→ **OBJECTIVE**:
Each record needs to be echoed exactly; can you do that?

→ **PROVIDED DATA**:
━━━━━━━━━━

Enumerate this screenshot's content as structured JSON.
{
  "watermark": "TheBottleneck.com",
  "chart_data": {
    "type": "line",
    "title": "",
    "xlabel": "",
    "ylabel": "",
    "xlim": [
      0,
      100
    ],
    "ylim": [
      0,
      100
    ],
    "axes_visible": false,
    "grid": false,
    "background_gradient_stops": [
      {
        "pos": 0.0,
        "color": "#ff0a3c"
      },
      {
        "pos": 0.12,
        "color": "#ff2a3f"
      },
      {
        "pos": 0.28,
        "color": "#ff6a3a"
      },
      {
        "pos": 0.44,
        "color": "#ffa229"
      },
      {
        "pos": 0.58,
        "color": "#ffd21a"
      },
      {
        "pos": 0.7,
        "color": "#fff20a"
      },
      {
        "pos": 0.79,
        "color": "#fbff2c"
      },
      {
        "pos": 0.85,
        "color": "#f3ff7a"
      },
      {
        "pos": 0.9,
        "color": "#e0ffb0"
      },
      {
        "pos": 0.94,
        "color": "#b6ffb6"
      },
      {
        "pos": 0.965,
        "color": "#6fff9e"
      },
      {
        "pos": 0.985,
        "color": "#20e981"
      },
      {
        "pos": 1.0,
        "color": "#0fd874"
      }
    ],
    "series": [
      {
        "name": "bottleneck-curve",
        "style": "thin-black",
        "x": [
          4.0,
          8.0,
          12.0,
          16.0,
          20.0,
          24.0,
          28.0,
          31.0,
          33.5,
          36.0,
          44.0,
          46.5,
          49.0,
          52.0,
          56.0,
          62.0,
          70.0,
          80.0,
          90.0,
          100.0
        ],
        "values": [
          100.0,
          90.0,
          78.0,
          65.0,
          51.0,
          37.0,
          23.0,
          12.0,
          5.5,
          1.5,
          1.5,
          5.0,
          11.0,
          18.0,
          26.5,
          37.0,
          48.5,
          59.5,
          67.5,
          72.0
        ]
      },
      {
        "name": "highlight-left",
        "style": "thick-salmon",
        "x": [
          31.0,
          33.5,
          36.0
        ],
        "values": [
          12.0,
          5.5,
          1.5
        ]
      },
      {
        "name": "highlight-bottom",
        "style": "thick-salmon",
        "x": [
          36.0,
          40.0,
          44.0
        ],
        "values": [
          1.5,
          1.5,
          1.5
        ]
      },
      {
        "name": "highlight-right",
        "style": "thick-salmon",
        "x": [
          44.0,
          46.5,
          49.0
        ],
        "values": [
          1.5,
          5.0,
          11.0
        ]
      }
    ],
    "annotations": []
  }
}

━━━━━━━━━━

→ **ANSWER IN FULL**:
Enumerate this screenshot's content as structured JSON.
{
  "watermark": "TheBottleneck.com",
  "chart_data": {
    "type": "line",
    "title": "",
    "xlabel": "",
    "ylabel": "",
    "xlim": [
      0,
      100
    ],
    "ylim": [
      0,
      100
    ],
    "axes_visible": false,
    "grid": false,
    "background_gradient_stops": [
      {
        "pos": 0.0,
        "color": "#ff0a3c"
      },
      {
        "pos": 0.12,
        "color": "#ff2a3f"
      },
      {
        "pos": 0.28,
        "color": "#ff6a3a"
      },
      {
        "pos": 0.44,
        "color": "#ffa229"
      },
      {
        "pos": 0.58,
        "color": "#ffd21a"
      },
      {
        "pos": 0.7,
        "color": "#fff20a"
      },
      {
        "pos": 0.79,
        "color": "#fbff2c"
      },
      {
        "pos": 0.85,
        "color": "#f3ff7a"
      },
      {
        "pos": 0.9,
        "color": "#e0ffb0"
      },
      {
        "pos": 0.94,
        "color": "#b6ffb6"
      },
      {
        "pos": 0.965,
        "color": "#6fff9e"
      },
      {
        "pos": 0.985,
        "color": "#20e981"
      },
      {
        "pos": 1.0,
        "color": "#0fd874"
      }
    ],
    "series": [
      {
        "name": "bottleneck-curve",
        "style": "thin-black",
        "x": [
          4.0,
          8.0,
          12.0,
          16.0,
          20.0,
          24.0,
          28.0,
          31.0,
          33.5,
          36.0,
          44.0,
          46.5,
          49.0,
          52.0,
          56.0,
          62.0,
          70.0,
          80.0,
          90.0,
          100.0
        ],
        "values": [
          100.0,
          90.0,
          78.0,
          65.0,
          51.0,
          37.0,
          23.0,
          12.0,
          5.5,
          1.5,
          1.5,
          5.0,
          11.0,
          18.0,
          26.5,
          37.0,
          48.5,
          59.5,
          67.5,
          72.0
        ]
      },
      {
        "name": "highlight-left",
        "style": "thick-salmon",
        "x": [
          31.0,
          33.5,
          36.0
        ],
        "values": [
          12.0,
          5.5,
          1.5
        ]
      },
      {
        "name": "highlight-bottom",
        "style": "thick-salmon",
        "x": [
          36.0,
          40.0,
          44.0
        ],
        "values": [
          1.5,
          1.5,
          1.5
        ]
      },
      {
        "name": "highlight-right",
        "style": "thick-salmon",
        "x": [
          44.0,
          46.5,
          49.0
        ],
        "values": [
          1.5,
          5.0,
          11.0
        ]
      }
    ],
    "annotations": []
  }
}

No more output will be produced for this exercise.